Information given:
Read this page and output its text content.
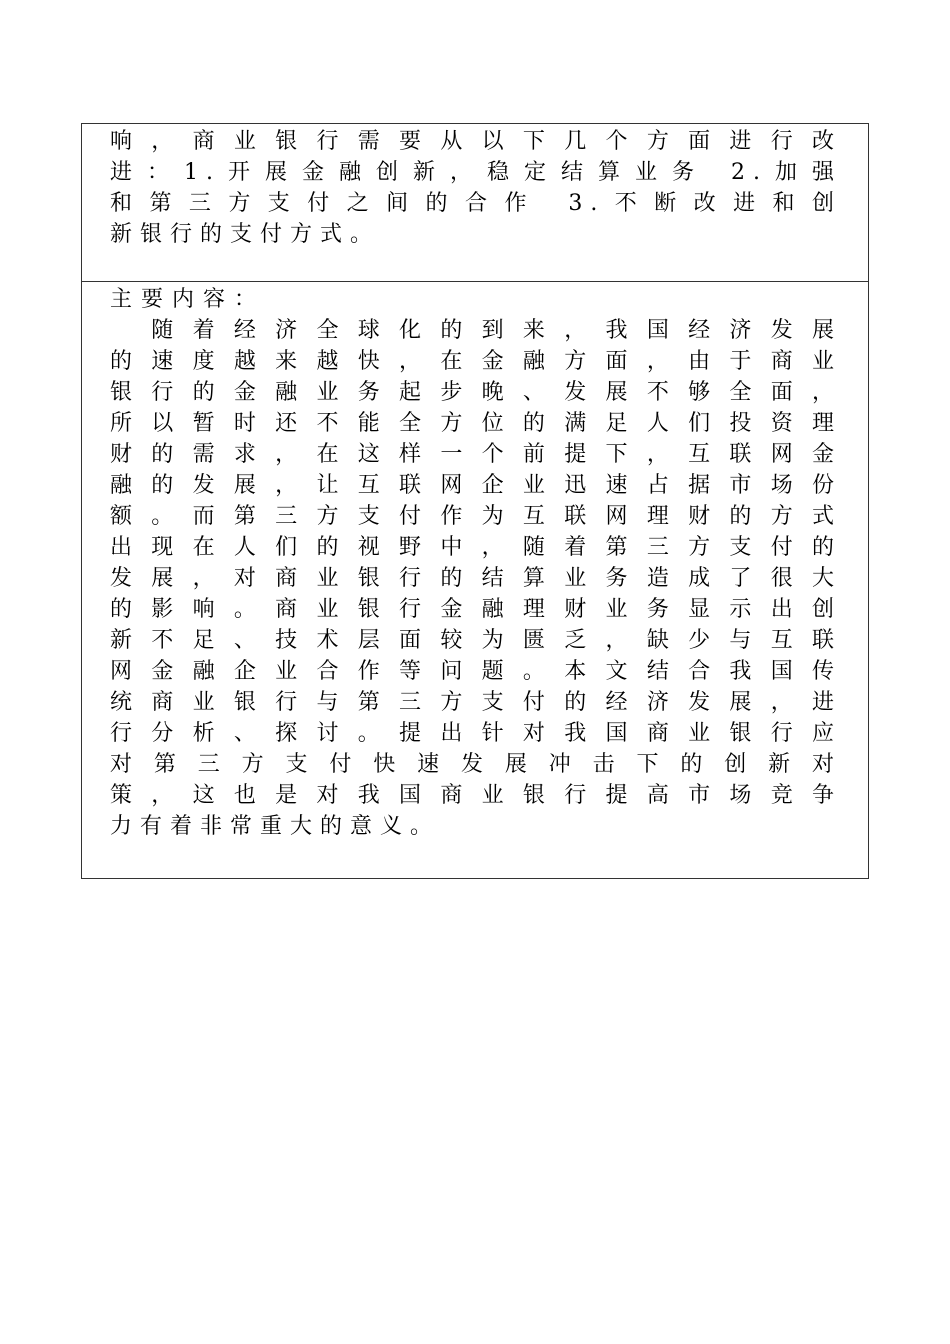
响，商业银行需要从以下几个方面进行改
进：1.开展金融创新，稳定结算业务 2.加强
和第三方支付之间的合作 3.不断改进和创
新银行的支付方式。
主要内容：
　随着经济全球化的到来，我国经济发展
的速度越来越快，在金融方面，由于商业
银行的金融业务起步晚、发展不够全面，
所以暂时还不能全方位的满足人们投资理
财的需求，在这样一个前提下，互联网金
融的发展，让互联网企业迅速占据市场份
额。而第三方支付作为互联网理财的方式
出现在人们的视野中，随着第三方支付的
发展，对商业银行的结算业务造成了很大
的影响。商业银行金融理财业务显示出创
新不足、技术层面较为匮乏，缺少与互联
网金融企业合作等问题。本文结合我国传
统商业银行与第三方支付的经济发展，进
行分析、探讨。提出针对我国商业银行应
对第三方支付快速发展冲击下的创新对
策，这也是对我国商业银行提高市场竞争
力有着非常重大的意义。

Direction:
Repeat each entry exactly as given; no pictures belong in the copy.

Exercise solution:
Read this page and output its text content.
响，商业银行需要从以下几个方面进行改
进：1.开展金融创新，稳定结算业务 2.加强
和第三方支付之间的合作 3.不断改进和创
新银行的支付方式。
主要内容：
　随着经济全球化的到来，我国经济发展
的速度越来越快，在金融方面，由于商业
银行的金融业务起步晚、发展不够全面，
所以暂时还不能全方位的满足人们投资理
财的需求，在这样一个前提下，互联网金
融的发展，让互联网企业迅速占据市场份
额。而第三方支付作为互联网理财的方式
出现在人们的视野中，随着第三方支付的
发展，对商业银行的结算业务造成了很大
的影响。商业银行金融理财业务显示出创
新不足、技术层面较为匮乏，缺少与互联
网金融企业合作等问题。本文结合我国传
统商业银行与第三方支付的经济发展，进
行分析、探讨。提出针对我国商业银行应
对第三方支付快速发展冲击下的创新对
策，这也是对我国商业银行提高市场竞争
力有着非常重大的意义。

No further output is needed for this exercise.